*Stored records*:
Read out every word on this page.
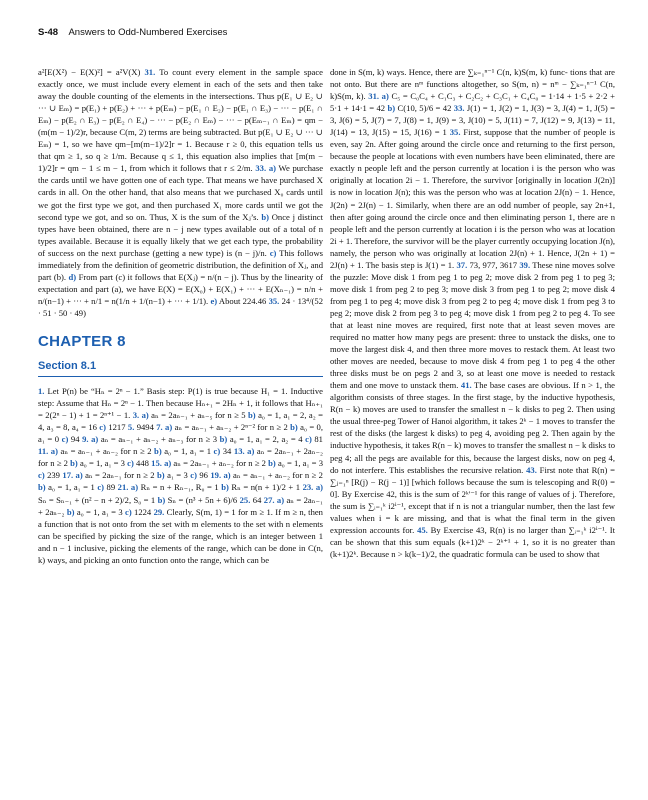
S-48 Answers to Odd-Numbered Exercises

a²[E(X²) − E(X)²] = a²V(X) 31. To count every element in the sample space exactly once, we must include every element in each of the sets and then take away the double counting of the elements in the intersections. Thus p(E₁ ∪ E₂ ∪ ··· ∪ Eₘ) = p(E₁) + p(E₂) + ··· + p(Eₘ) − p(E₁ ∩ E₂) − p(E₁ ∩ E₃) − ··· − p(E₁ ∩ Eₘ) − p(E₂ ∩ E₃) − p(E₂ ∩ E₄) − ··· − p(E₂ ∩ Eₘ) − ··· − p(Eₘ₋₁ ∩ Eₘ) = qm − (m(m − 1)/2)r, because C(m, 2) terms are being subtracted. But p(E₁ ∪ E₂ ∪ ··· ∪ Eₘ) = 1, so we have qm−[m(m−1)/2]r = 1. Because r ≥ 0, this equation tells us that qm ≥ 1, so q ≥ 1/m. Because q ≤ 1, this equation also implies that [m(m − 1)/2]r = qm − 1 ≤ m − 1, from which it follows that r ≤ 2/m. 33. a) We purchase the cards until we have gotten one of each type. That means we have purchased X cards in all. On the other hand, that also means that we purchased X₀ cards until we got the first type we got, and then purchased X₁ more cards until we got the second type we got, and so on. Thus, X is the sum of the Xⱼ’s. b) Once j distinct types have been obtained, there are n − j new types available out of a total of n types available. Because it is equally likely that we get each type, the probability of success on the next purchase (getting a new type) is (n − j)/n. c) This follows immediately from the definition of geometric distribution, the definition of Xⱼ, and part (b). d) From part (c) it follows that E(Xⱼ) = n/(n − j). Thus by the linearity of expectation and part (a), we have E(X) = E(X₀) + E(X₁) + ··· + E(Xₙ₋₁) = n/n + n/(n−1) + ··· + n/1 = n(1/n + 1/(n−1) + ··· + 1/1). e) About 224.46 35. 24 · 13⁴/(52 · 51 · 50 · 49)

CHAPTER 8
Section 8.1

1. Let P(n) be “Hₙ = 2ⁿ − 1.” Basis step: P(1) is true because H₁ = 1. Inductive step: Assume that Hₙ = 2ⁿ − 1. Then because Hₙ₊₁ = 2Hₙ + 1, it follows that Hₙ₊₁ = 2(2ⁿ − 1) + 1 = 2ⁿ⁺¹ − 1. 3. a) aₙ = 2aₙ₋₁ + aₙ₋₅ for n ≥ 5 b) a₀ = 1, a₁ = 2, a₂ = 4, a₃ = 8, a₄ = 16 c) 1217 5. 9494 7. a) aₙ = aₙ₋₁ + aₙ₋₂ + 2ⁿ⁻² for n ≥ 2 b) a₀ = 0, a₁ = 0 c) 94 9. a) aₙ = aₙ₋₁ + aₙ₋₂ + aₙ₋₃ for n ≥ 3 b) a₀ = 1, a₁ = 2, a₂ = 4 c) 81 11. a) aₙ = aₙ₋₁ + aₙ₋₂ for n ≥ 2 b) a₀ = 1, a₁ = 1 c) 34 13. a) aₙ = 2aₙ₋₁ + 2aₙ₋₂ for n ≥ 2 b) a₀ = 1, a₁ = 3 c) 448 15. a) aₙ = 2aₙ₋₁ + aₙ₋₂ for n ≥ 2 b) a₀ = 1, a₁ = 3 c) 239 17. a) aₙ = 2aₙ₋₁ for n ≥ 2 b) a₁ = 3 c) 96 19. a) aₙ = aₙ₋₁ + aₙ₋₂ for n ≥ 2 b) a₀ = 1, a₁ = 1 c) 89 21. a) Rₙ = n + Rₙ₋₁, R₀ = 1 b) Rₙ = n(n + 1)/2 + 1 23. a) Sₙ = Sₙ₋₁ + (n² − n + 2)/2, S₀ = 1 b) Sₙ = (n³ + 5n + 6)/6 25. 64 27. a) aₙ = 2aₙ₋₁ + 2aₙ₋₂ b) a₀ = 1, a₁ = 3 c) 1224 29. Clearly, S(m, 1) = 1 for m ≥ 1. If m ≥ n, then a function that is not onto from the set with m elements to the set with n elements can be specified by picking the size of the range, which is an integer between 1 and n − 1 inclusive, picking the elements of the range, which can be done in C(n, k) ways, and picking an onto function onto the range, which can be

done in S(m, k) ways. Hence, there are ∑ₖ₌₁ⁿ⁻¹ C(n, k)S(m, k) func- tions that are not onto. But there are nᵐ functions altogether, so S(m, n) = nᵐ − ∑ₖ₌₁ⁿ⁻¹ C(n, k)S(m, k). 31. a) C₅ = C₀C₄ + C₁C₃ + C₂C₂ + C₃C₁ + C₄C₀ = 1·14 + 1·5 + 2·2 + 5·1 + 14·1 = 42 b) C(10, 5)/6 = 42 33. J(1) = 1, J(2) = 1, J(3) = 3, J(4) = 1, J(5) = 3, J(6) = 5, J(7) = 7, J(8) = 1, J(9) = 3, J(10) = 5, J(11) = 7, J(12) = 9, J(13) = 11, J(14) = 13, J(15) = 15, J(16) = 1 35. First, suppose that the number of people is even, say 2n. After going around the circle once and returning to the first person, because the people at locations with even numbers have been eliminated, there are exactly n people left and the person currently at location i is the person who was originally at location 2i − 1. Therefore, the survivor [originally in location J(2n)] is now in location J(n); this was the person who was at location 2J(n) − 1. Hence, J(2n) = 2J(n) − 1. Similarly, when there are an odd number of people, say 2n+1, then after going around the circle once and then eliminating person 1, there are n people left and the person currently at location i is the person who was at location 2i + 1. Therefore, the survivor will be the player currently occupying location J(n), namely, the person who was originally at location 2J(n) + 1. Hence, J(2n + 1) = 2J(n) + 1. The basis step is J(1) = 1. 37. 73, 977, 3617 39. These nine moves solve the puzzle: Move disk 1 from peg 1 to peg 2; move disk 2 from peg 1 to peg 3; move disk 1 from peg 2 to peg 3; move disk 3 from peg 1 to peg 2; move disk 4 from peg 1 to peg 4; move disk 3 from peg 2 to peg 4; move disk 1 from peg 3 to peg 2; move disk 2 from peg 3 to peg 4; move disk 1 from peg 2 to peg 4. To see that at least nine moves are required, first note that at least seven moves are required no matter how many pegs are present: three to unstack the disks, one to move the largest disk 4, and then three more moves to restack them. At least two other moves are needed, because to move disk 4 from peg 1 to peg 4 the other three disks must be on pegs 2 and 3, so at least one move is needed to restack them and one move to unstack them. 41. The base cases are obvious. If n > 1, the algorithm consists of three stages. In the first stage, by the inductive hypothesis, R(n − k) moves are used to transfer the smallest n − k disks to peg 2. Then using the usual three-peg Tower of Hanoi algorithm, it takes 2ᵏ − 1 moves to transfer the rest of the disks (the largest k disks) to peg 4, avoiding peg 2. Then again by the inductive hypothesis, it takes R(n − k) moves to transfer the smallest n − k disks to peg 4; all the pegs are available for this, because the largest disks, now on peg 4, do not interfere. This establishes the recursive relation. 43. First note that R(n) = ∑ⱼ₌₁ⁿ [R(j) − R(j − 1)] [which follows because the sum is telescoping and R(0) = 0]. By Exercise 42, this is the sum of 2ᵏ'⁻¹ for this range of values of j. Therefore, the sum is ∑ᵢ₌₁ᵏ i2ⁱ⁻¹, except that if n is not a triangular number, then the last few values when i = k are missing, and that is what the final term in the given expression accounts for. 45. By Exercise 43, R(n) is no larger than ∑ᵢ₌₁ᵏ i2ⁱ⁻¹. It can be shown that this sum equals (k+1)2ᵏ − 2ᵏ⁺¹ + 1, so it is no greater than (k+1)2ᵏ. Because n > k(k−1)/2, the quadratic formula can be used to show that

*Task prompt*:
Copy the records exactly as they appear, excluding images.

*Task answer*:
Read out every word on this page.
S-48 Answers to Odd-Numbered Exercises

a²[E(X²) − E(X)²] = a²V(X) 31. To count every element in the sample space exactly once, we must include every element in each of the sets and then take away the double counting of the elements in the intersections. Thus p(E₁ ∪ E₂ ∪ ··· ∪ Eₘ) = p(E₁) + p(E₂) + ··· + p(Eₘ) − p(E₁ ∩ E₂) − p(E₁ ∩ E₃) − ··· − p(E₁ ∩ Eₘ) − p(E₂ ∩ E₃) − p(E₂ ∩ E₄) − ··· − p(E₂ ∩ Eₘ) − ··· − p(Eₘ₋₁ ∩ Eₘ) = qm − (m(m − 1)/2)r, because C(m, 2) terms are being subtracted. But p(E₁ ∪ E₂ ∪ ··· ∪ Eₘ) = 1, so we have qm−[m(m−1)/2]r = 1. Because r ≥ 0, this equation tells us that qm ≥ 1, so q ≥ 1/m. Because q ≤ 1, this equation also implies that [m(m − 1)/2]r = qm − 1 ≤ m − 1, from which it follows that r ≤ 2/m. 33. a) We purchase the cards until we have gotten one of each type. That means we have purchased X cards in all. On the other hand, that also means that we purchased X₀ cards until we got the first type we got, and then purchased X₁ more cards until we got the second type we got, and so on. Thus, X is the sum of the Xⱼ’s. b) Once j distinct types have been obtained, there are n − j new types available out of a total of n types available. Because it is equally likely that we get each type, the probability of success on the next purchase (getting a new type) is (n − j)/n. c) This follows immediately from the definition of geometric distribution, the definition of Xⱼ, and part (b). d) From part (c) it follows that E(Xⱼ) = n/(n − j). Thus by the linearity of expectation and part (a), we have E(X) = E(X₀) + E(X₁) + ··· + E(Xₙ₋₁) = n/n + n/(n−1) + ··· + n/1 = n(1/n + 1/(n−1) + ··· + 1/1). e) About 224.46 35. 24 · 13⁴/(52 · 51 · 50 · 49)

CHAPTER 8
Section 8.1

1. Let P(n) be “Hₙ = 2ⁿ − 1.” Basis step: P(1) is true because H₁ = 1. Inductive step: Assume that Hₙ = 2ⁿ − 1. Then because Hₙ₊₁ = 2Hₙ + 1, it follows that Hₙ₊₁ = 2(2ⁿ − 1) + 1 = 2ⁿ⁺¹ − 1. 3. a) aₙ = 2aₙ₋₁ + aₙ₋₅ for n ≥ 5 b) a₀ = 1, a₁ = 2, a₂ = 4, a₃ = 8, a₄ = 16 c) 1217 5. 9494 7. a) aₙ = aₙ₋₁ + aₙ₋₂ + 2ⁿ⁻² for n ≥ 2 b) a₀ = 0, a₁ = 0 c) 94 9. a) aₙ = aₙ₋₁ + aₙ₋₂ + aₙ₋₃ for n ≥ 3 b) a₀ = 1, a₁ = 2, a₂ = 4 c) 81 11. a) aₙ = aₙ₋₁ + aₙ₋₂ for n ≥ 2 b) a₀ = 1, a₁ = 1 c) 34 13. a) aₙ = 2aₙ₋₁ + 2aₙ₋₂ for n ≥ 2 b) a₀ = 1, a₁ = 3 c) 448 15. a) aₙ = 2aₙ₋₁ + aₙ₋₂ for n ≥ 2 b) a₀ = 1, a₁ = 3 c) 239 17. a) aₙ = 2aₙ₋₁ for n ≥ 2 b) a₁ = 3 c) 96 19. a) aₙ = aₙ₋₁ + aₙ₋₂ for n ≥ 2 b) a₀ = 1, a₁ = 1 c) 89 21. a) Rₙ = n + Rₙ₋₁, R₀ = 1 b) Rₙ = n(n + 1)/2 + 1 23. a) Sₙ = Sₙ₋₁ + (n² − n + 2)/2, S₀ = 1 b) Sₙ = (n³ + 5n + 6)/6 25. 64 27. a) aₙ = 2aₙ₋₁ + 2aₙ₋₂ b) a₀ = 1, a₁ = 3 c) 1224 29. Clearly, S(m, 1) = 1 for m ≥ 1. If m ≥ n, then a function that is not onto from the set with m elements to the set with n elements can be specified by picking the size of the range, which is an integer between 1 and n − 1 inclusive, picking the elements of the range, which can be done in C(n, k) ways, and picking an onto function onto the range, which can be

done in S(m, k) ways. Hence, there are ∑ₖ₌₁ⁿ⁻¹ C(n, k)S(m, k) func- tions that are not onto. But there are nᵐ functions altogether, so S(m, n) = nᵐ − ∑ₖ₌₁ⁿ⁻¹ C(n, k)S(m, k). 31. a) C₅ = C₀C₄ + C₁C₃ + C₂C₂ + C₃C₁ + C₄C₀ = 1·14 + 1·5 + 2·2 + 5·1 + 14·1 = 42 b) C(10, 5)/6 = 42 33. J(1) = 1, J(2) = 1, J(3) = 3, J(4) = 1, J(5) = 3, J(6) = 5, J(7) = 7, J(8) = 1, J(9) = 3, J(10) = 5, J(11) = 7, J(12) = 9, J(13) = 11, J(14) = 13, J(15) = 15, J(16) = 1 35. First, suppose that the number of people is even, say 2n. After going around the circle once and returning to the first person, because the people at locations with even numbers have been eliminated, there are exactly n people left and the person currently at location i is the person who was originally at location 2i − 1. Therefore, the survivor [originally in location J(2n)] is now in location J(n); this was the person who was at location 2J(n) − 1. Hence, J(2n) = 2J(n) − 1. Similarly, when there are an odd number of people, say 2n+1, then after going around the circle once and then eliminating person 1, there are n people left and the person currently at location i is the person who was at location 2i + 1. Therefore, the survivor will be the player currently occupying location J(n), namely, the person who was originally at location 2J(n) + 1. Hence, J(2n + 1) = 2J(n) + 1. The basis step is J(1) = 1. 37. 73, 977, 3617 39. These nine moves solve the puzzle: Move disk 1 from peg 1 to peg 2; move disk 2 from peg 1 to peg 3; move disk 1 from peg 2 to peg 3; move disk 3 from peg 1 to peg 2; move disk 4 from peg 1 to peg 4; move disk 3 from peg 2 to peg 4; move disk 1 from peg 3 to peg 2; move disk 2 from peg 3 to peg 4; move disk 1 from peg 2 to peg 4. To see that at least nine moves are required, first note that at least seven moves are required no matter how many pegs are present: three to unstack the disks, one to move the largest disk 4, and then three more moves to restack them. At least two other moves are needed, because to move disk 4 from peg 1 to peg 4 the other three disks must be on pegs 2 and 3, so at least one move is needed to restack them and one move to unstack them. 41. The base cases are obvious. If n > 1, the algorithm consists of three stages. In the first stage, by the inductive hypothesis, R(n − k) moves are used to transfer the smallest n − k disks to peg 2. Then using the usual three-peg Tower of Hanoi algorithm, it takes 2ᵏ − 1 moves to transfer the rest of the disks (the largest k disks) to peg 4, avoiding peg 2. Then again by the inductive hypothesis, it takes R(n − k) moves to transfer the smallest n − k disks to peg 4; all the pegs are available for this, because the largest disks, now on peg 4, do not interfere. This establishes the recursive relation. 43. First note that R(n) = ∑ⱼ₌₁ⁿ [R(j) − R(j − 1)] [which follows because the sum is telescoping and R(0) = 0]. By Exercise 42, this is the sum of 2ᵏ'⁻¹ for this range of values of j. Therefore, the sum is ∑ᵢ₌₁ᵏ i2ⁱ⁻¹, except that if n is not a triangular number, then the last few values when i = k are missing, and that is what the final term in the given expression accounts for. 45. By Exercise 43, R(n) is no larger than ∑ᵢ₌₁ᵏ i2ⁱ⁻¹. It can be shown that this sum equals (k+1)2ᵏ − 2ᵏ⁺¹ + 1, so it is no greater than (k+1)2ᵏ. Because n > k(k−1)/2, the quadratic formula can be used to show that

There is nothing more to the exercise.